**What this task involves:** Below are entries to be transcribed exactly; exclude the pictures from the copy.

────────

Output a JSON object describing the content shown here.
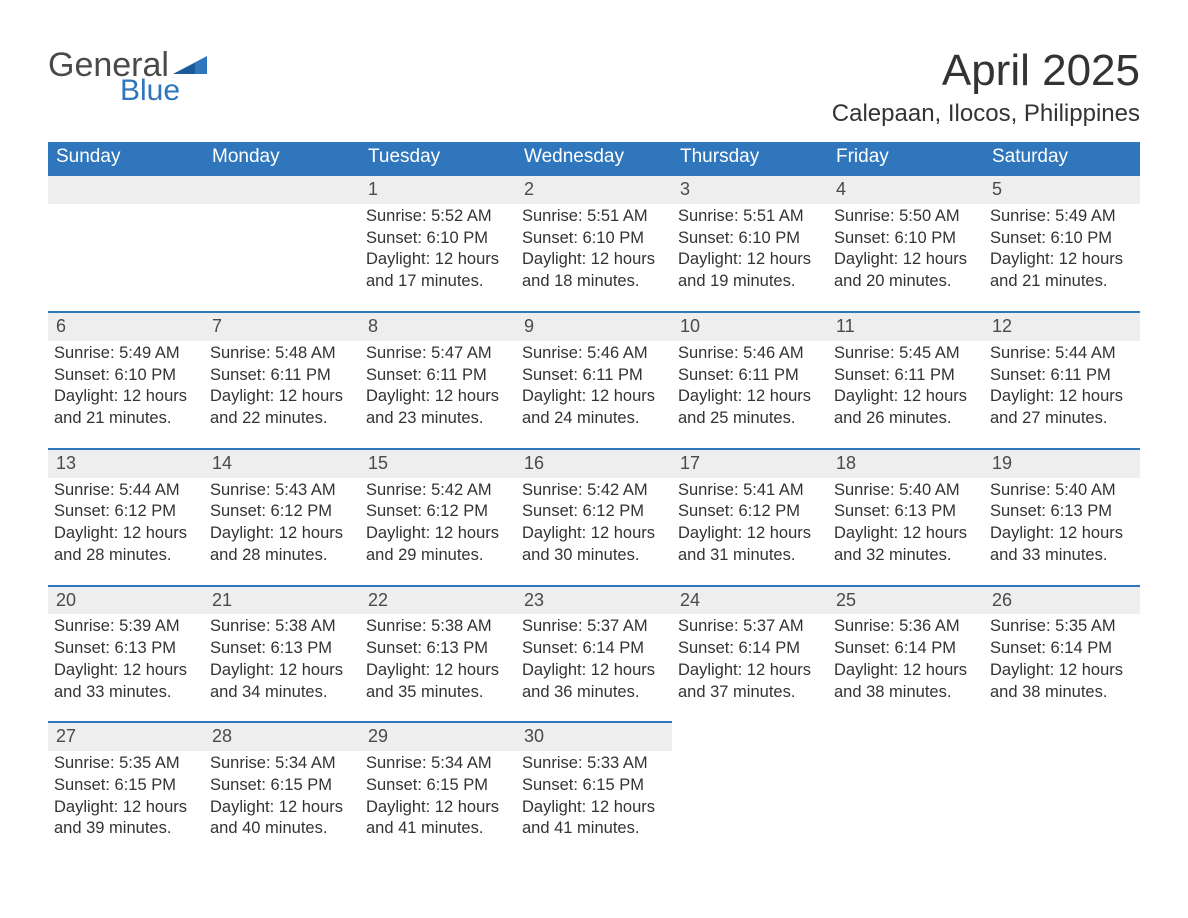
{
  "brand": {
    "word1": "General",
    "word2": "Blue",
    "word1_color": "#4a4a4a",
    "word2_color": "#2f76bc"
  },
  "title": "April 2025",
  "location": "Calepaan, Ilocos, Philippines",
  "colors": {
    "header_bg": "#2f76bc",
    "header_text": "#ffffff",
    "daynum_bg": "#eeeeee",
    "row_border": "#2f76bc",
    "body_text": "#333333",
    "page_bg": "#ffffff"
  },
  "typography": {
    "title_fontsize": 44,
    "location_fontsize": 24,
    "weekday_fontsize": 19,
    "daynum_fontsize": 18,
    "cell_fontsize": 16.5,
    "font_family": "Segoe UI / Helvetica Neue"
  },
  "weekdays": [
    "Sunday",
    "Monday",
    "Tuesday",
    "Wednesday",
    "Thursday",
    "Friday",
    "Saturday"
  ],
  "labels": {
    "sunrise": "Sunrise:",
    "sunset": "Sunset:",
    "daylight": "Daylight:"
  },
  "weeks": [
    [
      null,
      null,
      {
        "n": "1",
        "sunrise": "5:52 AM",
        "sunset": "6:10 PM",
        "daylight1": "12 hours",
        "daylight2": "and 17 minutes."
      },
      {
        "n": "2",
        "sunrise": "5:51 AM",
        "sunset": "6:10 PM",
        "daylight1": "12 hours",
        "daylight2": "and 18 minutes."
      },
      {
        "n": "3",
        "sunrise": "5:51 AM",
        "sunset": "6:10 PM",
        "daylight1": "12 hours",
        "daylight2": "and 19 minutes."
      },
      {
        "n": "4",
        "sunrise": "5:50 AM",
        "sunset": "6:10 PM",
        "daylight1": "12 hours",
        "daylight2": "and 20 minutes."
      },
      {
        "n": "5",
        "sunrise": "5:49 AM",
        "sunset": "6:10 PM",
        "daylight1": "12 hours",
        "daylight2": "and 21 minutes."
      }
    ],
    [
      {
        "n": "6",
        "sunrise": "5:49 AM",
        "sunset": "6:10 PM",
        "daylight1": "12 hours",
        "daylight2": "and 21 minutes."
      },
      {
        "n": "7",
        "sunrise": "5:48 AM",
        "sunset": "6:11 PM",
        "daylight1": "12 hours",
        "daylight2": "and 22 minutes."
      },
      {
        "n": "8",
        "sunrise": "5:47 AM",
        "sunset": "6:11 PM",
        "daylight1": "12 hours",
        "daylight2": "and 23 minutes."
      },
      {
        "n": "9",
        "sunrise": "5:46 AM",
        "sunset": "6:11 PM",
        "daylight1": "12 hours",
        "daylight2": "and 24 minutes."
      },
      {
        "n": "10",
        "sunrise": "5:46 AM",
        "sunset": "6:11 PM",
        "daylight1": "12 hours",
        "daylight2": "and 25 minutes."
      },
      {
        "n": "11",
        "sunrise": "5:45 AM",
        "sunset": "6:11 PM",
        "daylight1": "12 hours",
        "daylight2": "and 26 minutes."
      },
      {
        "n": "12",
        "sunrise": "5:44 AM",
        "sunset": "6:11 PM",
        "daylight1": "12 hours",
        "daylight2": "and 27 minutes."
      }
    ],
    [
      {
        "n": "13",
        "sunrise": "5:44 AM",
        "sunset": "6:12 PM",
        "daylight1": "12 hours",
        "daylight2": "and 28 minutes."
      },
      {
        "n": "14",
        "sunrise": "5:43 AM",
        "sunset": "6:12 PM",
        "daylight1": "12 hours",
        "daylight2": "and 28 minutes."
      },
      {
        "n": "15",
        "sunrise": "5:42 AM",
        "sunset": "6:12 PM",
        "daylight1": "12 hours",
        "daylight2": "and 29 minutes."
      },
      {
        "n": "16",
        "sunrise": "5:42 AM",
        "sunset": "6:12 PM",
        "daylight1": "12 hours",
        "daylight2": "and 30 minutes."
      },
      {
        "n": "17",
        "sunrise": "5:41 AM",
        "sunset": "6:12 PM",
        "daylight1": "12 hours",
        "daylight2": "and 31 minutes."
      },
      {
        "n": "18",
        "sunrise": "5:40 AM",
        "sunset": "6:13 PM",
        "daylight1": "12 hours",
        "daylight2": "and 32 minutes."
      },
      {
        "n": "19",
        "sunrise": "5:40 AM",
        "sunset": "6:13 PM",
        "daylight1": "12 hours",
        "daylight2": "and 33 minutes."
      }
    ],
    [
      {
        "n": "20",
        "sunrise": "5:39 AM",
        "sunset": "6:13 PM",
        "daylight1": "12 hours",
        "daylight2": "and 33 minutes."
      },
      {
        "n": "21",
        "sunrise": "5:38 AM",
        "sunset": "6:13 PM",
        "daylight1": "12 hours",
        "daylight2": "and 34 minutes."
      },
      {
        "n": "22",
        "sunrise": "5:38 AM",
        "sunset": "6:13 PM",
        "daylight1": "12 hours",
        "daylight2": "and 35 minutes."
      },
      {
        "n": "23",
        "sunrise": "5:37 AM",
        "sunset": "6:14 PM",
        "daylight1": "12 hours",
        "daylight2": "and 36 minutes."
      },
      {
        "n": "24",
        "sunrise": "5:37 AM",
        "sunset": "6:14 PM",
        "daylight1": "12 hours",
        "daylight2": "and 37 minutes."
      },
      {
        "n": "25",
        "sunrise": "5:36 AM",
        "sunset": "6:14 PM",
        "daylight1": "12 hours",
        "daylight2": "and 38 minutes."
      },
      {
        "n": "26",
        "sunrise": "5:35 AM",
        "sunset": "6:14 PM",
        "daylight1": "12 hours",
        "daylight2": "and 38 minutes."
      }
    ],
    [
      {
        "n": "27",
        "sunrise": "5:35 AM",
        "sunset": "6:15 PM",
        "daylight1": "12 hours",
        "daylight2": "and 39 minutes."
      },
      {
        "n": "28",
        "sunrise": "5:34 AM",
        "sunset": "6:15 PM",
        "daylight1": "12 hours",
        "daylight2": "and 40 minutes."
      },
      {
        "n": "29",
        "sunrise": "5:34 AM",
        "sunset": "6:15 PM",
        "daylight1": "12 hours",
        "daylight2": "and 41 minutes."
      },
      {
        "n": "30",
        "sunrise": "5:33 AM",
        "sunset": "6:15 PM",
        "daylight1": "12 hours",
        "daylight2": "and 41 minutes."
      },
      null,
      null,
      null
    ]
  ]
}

────────

**The output:**
Output a JSON object describing the content shown here.
{
  "brand": {
    "word1": "General",
    "word2": "Blue",
    "word1_color": "#4a4a4a",
    "word2_color": "#2f76bc"
  },
  "title": "April 2025",
  "location": "Calepaan, Ilocos, Philippines",
  "colors": {
    "header_bg": "#2f76bc",
    "header_text": "#ffffff",
    "daynum_bg": "#eeeeee",
    "row_border": "#2f76bc",
    "body_text": "#333333",
    "page_bg": "#ffffff"
  },
  "typography": {
    "title_fontsize": 44,
    "location_fontsize": 24,
    "weekday_fontsize": 19,
    "daynum_fontsize": 18,
    "cell_fontsize": 16.5,
    "font_family": "Segoe UI / Helvetica Neue"
  },
  "weekdays": [
    "Sunday",
    "Monday",
    "Tuesday",
    "Wednesday",
    "Thursday",
    "Friday",
    "Saturday"
  ],
  "labels": {
    "sunrise": "Sunrise:",
    "sunset": "Sunset:",
    "daylight": "Daylight:"
  },
  "weeks": [
    [
      null,
      null,
      {
        "n": "1",
        "sunrise": "5:52 AM",
        "sunset": "6:10 PM",
        "daylight1": "12 hours",
        "daylight2": "and 17 minutes."
      },
      {
        "n": "2",
        "sunrise": "5:51 AM",
        "sunset": "6:10 PM",
        "daylight1": "12 hours",
        "daylight2": "and 18 minutes."
      },
      {
        "n": "3",
        "sunrise": "5:51 AM",
        "sunset": "6:10 PM",
        "daylight1": "12 hours",
        "daylight2": "and 19 minutes."
      },
      {
        "n": "4",
        "sunrise": "5:50 AM",
        "sunset": "6:10 PM",
        "daylight1": "12 hours",
        "daylight2": "and 20 minutes."
      },
      {
        "n": "5",
        "sunrise": "5:49 AM",
        "sunset": "6:10 PM",
        "daylight1": "12 hours",
        "daylight2": "and 21 minutes."
      }
    ],
    [
      {
        "n": "6",
        "sunrise": "5:49 AM",
        "sunset": "6:10 PM",
        "daylight1": "12 hours",
        "daylight2": "and 21 minutes."
      },
      {
        "n": "7",
        "sunrise": "5:48 AM",
        "sunset": "6:11 PM",
        "daylight1": "12 hours",
        "daylight2": "and 22 minutes."
      },
      {
        "n": "8",
        "sunrise": "5:47 AM",
        "sunset": "6:11 PM",
        "daylight1": "12 hours",
        "daylight2": "and 23 minutes."
      },
      {
        "n": "9",
        "sunrise": "5:46 AM",
        "sunset": "6:11 PM",
        "daylight1": "12 hours",
        "daylight2": "and 24 minutes."
      },
      {
        "n": "10",
        "sunrise": "5:46 AM",
        "sunset": "6:11 PM",
        "daylight1": "12 hours",
        "daylight2": "and 25 minutes."
      },
      {
        "n": "11",
        "sunrise": "5:45 AM",
        "sunset": "6:11 PM",
        "daylight1": "12 hours",
        "daylight2": "and 26 minutes."
      },
      {
        "n": "12",
        "sunrise": "5:44 AM",
        "sunset": "6:11 PM",
        "daylight1": "12 hours",
        "daylight2": "and 27 minutes."
      }
    ],
    [
      {
        "n": "13",
        "sunrise": "5:44 AM",
        "sunset": "6:12 PM",
        "daylight1": "12 hours",
        "daylight2": "and 28 minutes."
      },
      {
        "n": "14",
        "sunrise": "5:43 AM",
        "sunset": "6:12 PM",
        "daylight1": "12 hours",
        "daylight2": "and 28 minutes."
      },
      {
        "n": "15",
        "sunrise": "5:42 AM",
        "sunset": "6:12 PM",
        "daylight1": "12 hours",
        "daylight2": "and 29 minutes."
      },
      {
        "n": "16",
        "sunrise": "5:42 AM",
        "sunset": "6:12 PM",
        "daylight1": "12 hours",
        "daylight2": "and 30 minutes."
      },
      {
        "n": "17",
        "sunrise": "5:41 AM",
        "sunset": "6:12 PM",
        "daylight1": "12 hours",
        "daylight2": "and 31 minutes."
      },
      {
        "n": "18",
        "sunrise": "5:40 AM",
        "sunset": "6:13 PM",
        "daylight1": "12 hours",
        "daylight2": "and 32 minutes."
      },
      {
        "n": "19",
        "sunrise": "5:40 AM",
        "sunset": "6:13 PM",
        "daylight1": "12 hours",
        "daylight2": "and 33 minutes."
      }
    ],
    [
      {
        "n": "20",
        "sunrise": "5:39 AM",
        "sunset": "6:13 PM",
        "daylight1": "12 hours",
        "daylight2": "and 33 minutes."
      },
      {
        "n": "21",
        "sunrise": "5:38 AM",
        "sunset": "6:13 PM",
        "daylight1": "12 hours",
        "daylight2": "and 34 minutes."
      },
      {
        "n": "22",
        "sunrise": "5:38 AM",
        "sunset": "6:13 PM",
        "daylight1": "12 hours",
        "daylight2": "and 35 minutes."
      },
      {
        "n": "23",
        "sunrise": "5:37 AM",
        "sunset": "6:14 PM",
        "daylight1": "12 hours",
        "daylight2": "and 36 minutes."
      },
      {
        "n": "24",
        "sunrise": "5:37 AM",
        "sunset": "6:14 PM",
        "daylight1": "12 hours",
        "daylight2": "and 37 minutes."
      },
      {
        "n": "25",
        "sunrise": "5:36 AM",
        "sunset": "6:14 PM",
        "daylight1": "12 hours",
        "daylight2": "and 38 minutes."
      },
      {
        "n": "26",
        "sunrise": "5:35 AM",
        "sunset": "6:14 PM",
        "daylight1": "12 hours",
        "daylight2": "and 38 minutes."
      }
    ],
    [
      {
        "n": "27",
        "sunrise": "5:35 AM",
        "sunset": "6:15 PM",
        "daylight1": "12 hours",
        "daylight2": "and 39 minutes."
      },
      {
        "n": "28",
        "sunrise": "5:34 AM",
        "sunset": "6:15 PM",
        "daylight1": "12 hours",
        "daylight2": "and 40 minutes."
      },
      {
        "n": "29",
        "sunrise": "5:34 AM",
        "sunset": "6:15 PM",
        "daylight1": "12 hours",
        "daylight2": "and 41 minutes."
      },
      {
        "n": "30",
        "sunrise": "5:33 AM",
        "sunset": "6:15 PM",
        "daylight1": "12 hours",
        "daylight2": "and 41 minutes."
      },
      null,
      null,
      null
    ]
  ]
}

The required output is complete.